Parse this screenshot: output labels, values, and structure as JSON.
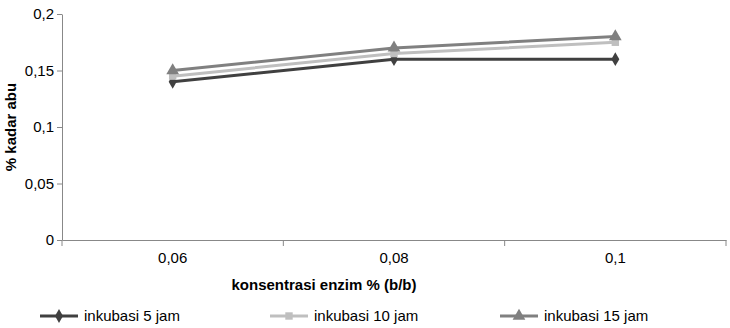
{
  "chart_data": {
    "type": "line",
    "x_label": "konsentrasi enzim % (b/b)",
    "y_label": "% kadar abu",
    "categories": [
      "0,06",
      "0,08",
      "0,1"
    ],
    "series": [
      {
        "name": "inkubasi 5 jam",
        "color": "#404040",
        "marker": "diamond",
        "values": [
          0.14,
          0.16,
          0.16
        ]
      },
      {
        "name": "inkubasi 10 jam",
        "color": "#bfbfbf",
        "marker": "square",
        "values": [
          0.145,
          0.165,
          0.175
        ]
      },
      {
        "name": "inkubasi 15 jam",
        "color": "#808080",
        "marker": "triangle",
        "values": [
          0.15,
          0.17,
          0.18
        ]
      }
    ],
    "ylim": [
      0,
      0.2
    ],
    "yticks": [
      0,
      {
        "value": 0.05,
        "label": "0,05"
      },
      {
        "value": 0.1,
        "label": "0,1"
      },
      {
        "value": 0.15,
        "label": "0,15"
      },
      {
        "value": 0.2,
        "label": "0,2"
      }
    ],
    "grid": false,
    "legend": "bottom"
  }
}
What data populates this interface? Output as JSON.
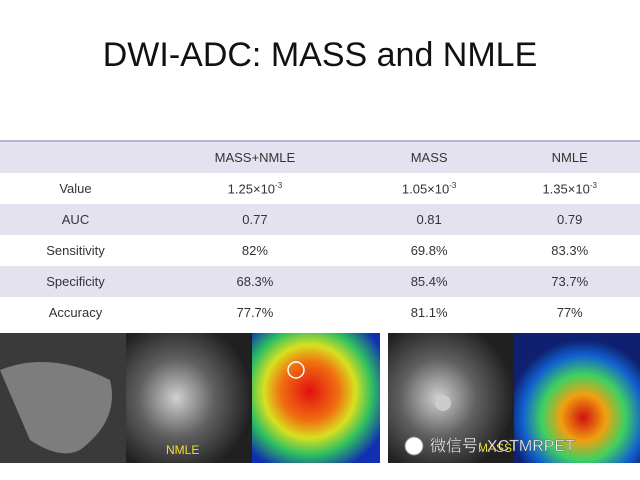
{
  "title": "DWI-ADC: MASS and NMLE",
  "table": {
    "header": [
      "MASS+NMLE",
      "MASS",
      "NMLE"
    ],
    "rows": [
      {
        "label": "Value",
        "cells": [
          {
            "base": "1.25×10",
            "exp": "-3"
          },
          {
            "base": "1.05×10",
            "exp": "-3"
          },
          {
            "base": "1.35×10",
            "exp": "-3"
          }
        ]
      },
      {
        "label": "AUC",
        "cells": [
          "0.77",
          "0.81",
          "0.79"
        ]
      },
      {
        "label": "Sensitivity",
        "cells": [
          "82%",
          "69.8%",
          "83.3%"
        ]
      },
      {
        "label": "Specificity",
        "cells": [
          "68.3%",
          "85.4%",
          "73.7%"
        ]
      },
      {
        "label": "Accuracy",
        "cells": [
          "77.7%",
          "81.1%",
          "77%"
        ]
      }
    ]
  },
  "images": {
    "left_label": "NMLE",
    "right_label": "MASS",
    "watermark": "微信号: XCTMRPET"
  }
}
------------------------------------
* [Aim]: Would you set down the listing exactly, omitting pictures?

* [Result of this task]:
Parse this screenshot: output labels, values, and structure as JSON.
{
  "chart_data": {
    "type": "line",
    "x_label": "konsentrasi enzim % (b/b)",
    "y_label": "% kadar abu",
    "categories": [
      "0,06",
      "0,08",
      "0,1"
    ],
    "series": [
      {
        "name": "inkubasi 5 jam",
        "color": "#404040",
        "marker": "diamond",
        "values": [
          0.14,
          0.16,
          0.16
        ]
      },
      {
        "name": "inkubasi 10 jam",
        "color": "#bfbfbf",
        "marker": "square",
        "values": [
          0.145,
          0.165,
          0.175
        ]
      },
      {
        "name": "inkubasi 15 jam",
        "color": "#808080",
        "marker": "triangle",
        "values": [
          0.15,
          0.17,
          0.18
        ]
      }
    ],
    "ylim": [
      0,
      0.2
    ],
    "yticks": [
      0,
      {
        "value": 0.05,
        "label": "0,05"
      },
      {
        "value": 0.1,
        "label": "0,1"
      },
      {
        "value": 0.15,
        "label": "0,15"
      },
      {
        "value": 0.2,
        "label": "0,2"
      }
    ],
    "grid": false,
    "legend": "bottom"
  }
}
What data populates this interface? Output as JSON.
{
  "title": "DWI-ADC: MASS and NMLE",
  "table": {
    "header": [
      "MASS+NMLE",
      "MASS",
      "NMLE"
    ],
    "rows": [
      {
        "label": "Value",
        "cells": [
          {
            "base": "1.25×10",
            "exp": "-3"
          },
          {
            "base": "1.05×10",
            "exp": "-3"
          },
          {
            "base": "1.35×10",
            "exp": "-3"
          }
        ]
      },
      {
        "label": "AUC",
        "cells": [
          "0.77",
          "0.81",
          "0.79"
        ]
      },
      {
        "label": "Sensitivity",
        "cells": [
          "82%",
          "69.8%",
          "83.3%"
        ]
      },
      {
        "label": "Specificity",
        "cells": [
          "68.3%",
          "85.4%",
          "73.7%"
        ]
      },
      {
        "label": "Accuracy",
        "cells": [
          "77.7%",
          "81.1%",
          "77%"
        ]
      }
    ]
  },
  "images": {
    "left_label": "NMLE",
    "right_label": "MASS",
    "watermark": "微信号: XCTMRPET"
  }
}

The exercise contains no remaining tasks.